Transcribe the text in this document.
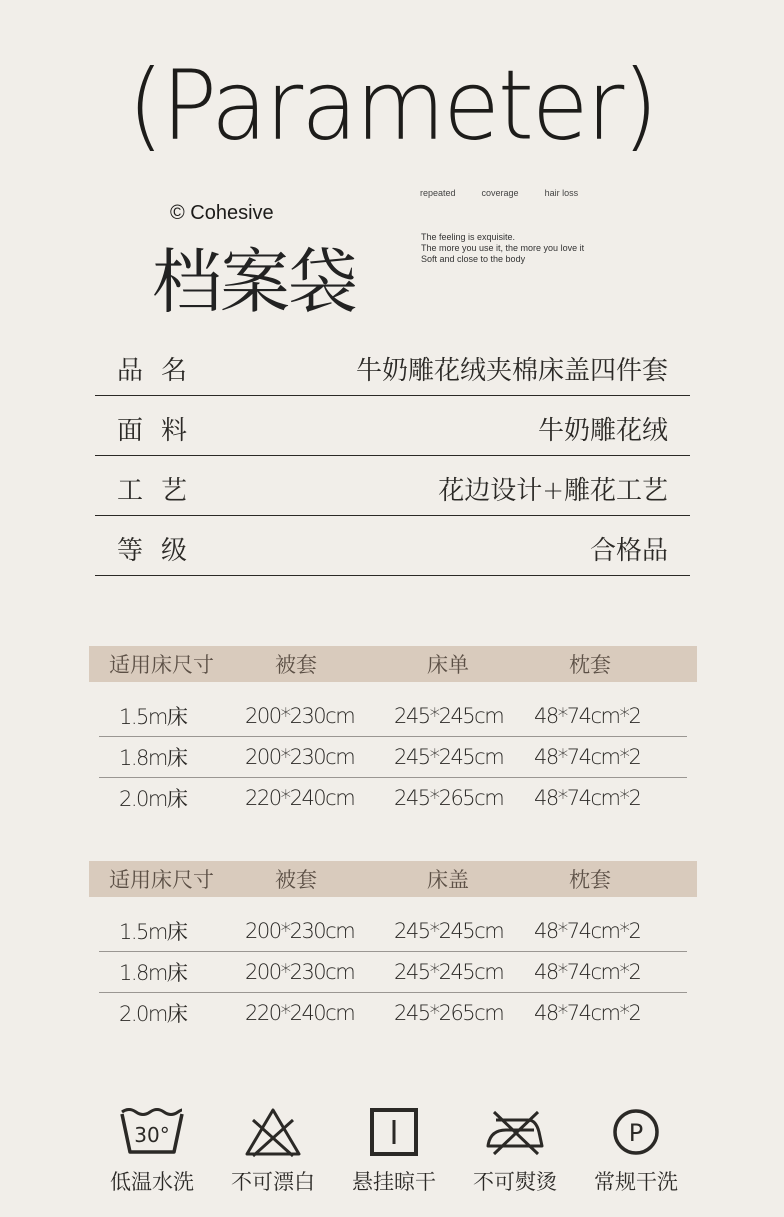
(Parameter)
© Cohesive
档案袋
repeated	coverage	hair loss
The feeling is exquisite.
The more you use it, the more you love it
Soft and close to the body
品名	牛奶雕花绒夹棉床盖四件套
面料	牛奶雕花绒
工艺	花边设计+雕花工艺
等级	合格品
适用床尺寸	被套	床单	枕套
1.5m床	200*230cm 245*245cm 48*74cm*2
1.8m床	200*230cm 245*245cm 48*74cm*2
2.0m床	220*240cm 245*265cm 48*74cm*2
适用床尺寸	被套	床盖	枕套
1.5m床	200*230cm 245*245cm 48*74cm*2
1.8m床	200*230cm 245*245cm 48*74cm*2
2.0m床	220*240cm 245*265cm 48*74cm*2
30°
低温水洗	不可漂白	悬挂晾干	不可熨烫
P
常规干洗
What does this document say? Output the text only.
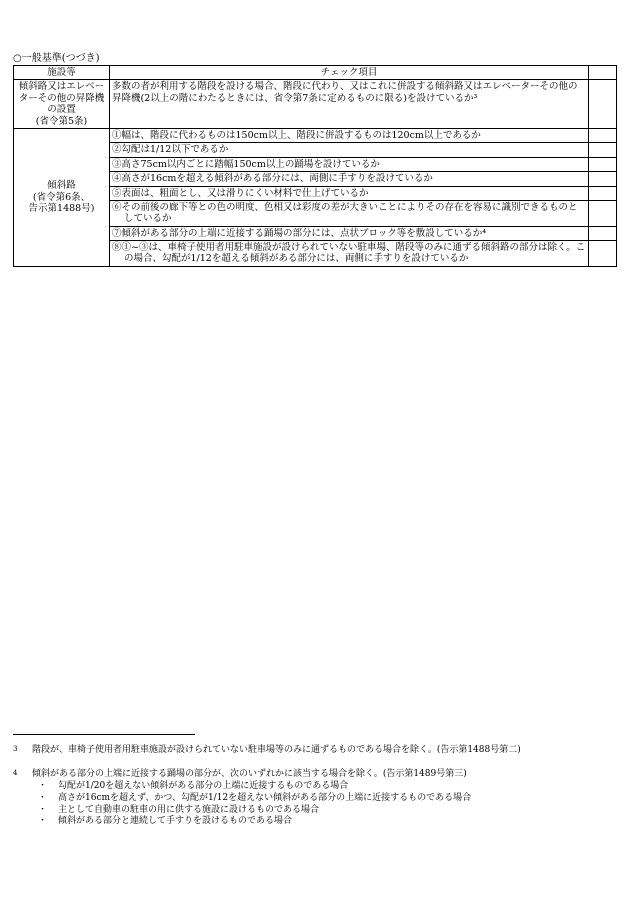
○一般基準(つづき)
施設等	チェック項目	
傾斜路又はエレベーターその他の昇降機の設置
(省令第5条)	多数の者が利用する階段を設ける場合、階段に代わり、又はこれに併設する傾斜路又はエレベーターその他の昇降機(2以上の階にわたるときには、省令第7条に定めるものに限る)を設けているか³	
傾斜路
(省令第6条、
告示第1488号)	①幅は、階段に代わるものは150cm以上、階段に併設するものは120cm以上であるか	
	②勾配は1/12以下であるか	
	③高さ75cm以内ごとに踏幅150cm以上の踊場を設けているか	
	④高さが16cmを超える傾斜がある部分には、両側に手すりを設けているか	
	⑤表面は、粗面とし、又は滑りにくい材料で仕上げているか	
	⑥その前後の廊下等との色の明度、色相又は彩度の差が大きいことによりその存在を容易に識別できるものとしているか	
	⑦傾斜がある部分の上端に近接する踊場の部分には、点状ブロック等を敷設しているか⁴	
	⑧①~③は、車椅子使用者用駐車施設が設けられていない駐車場、階段等のみに通ずる傾斜路の部分は除く。この場合、勾配が1/12を超える傾斜がある部分には、両側に手すりを設けているか	
3 階段が、車椅子使用者用駐車施設が設けられていない駐車場等のみに通ずるものである場合を除く。(告示第1488号第二)
4 傾斜がある部分の上端に近接する踊場の部分が、次のいずれかに該当する場合を除く。(告示第1489号第三)
・ 勾配が1/20を超えない傾斜がある部分の上端に近接するものである場合
・ 高さが16cmを超えず、かつ、勾配が1/12を超えない傾斜がある部分の上端に近接するものである場合
・ 主として自動車の駐車の用に供する施設に設けるものである場合
・ 傾斜がある部分と連続して手すりを設けるものである場合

☆ ☆ ☆

Go through the records. Copy each line where "text" appears.

Transcribe the text in this document.
What does this document say? Output the text only.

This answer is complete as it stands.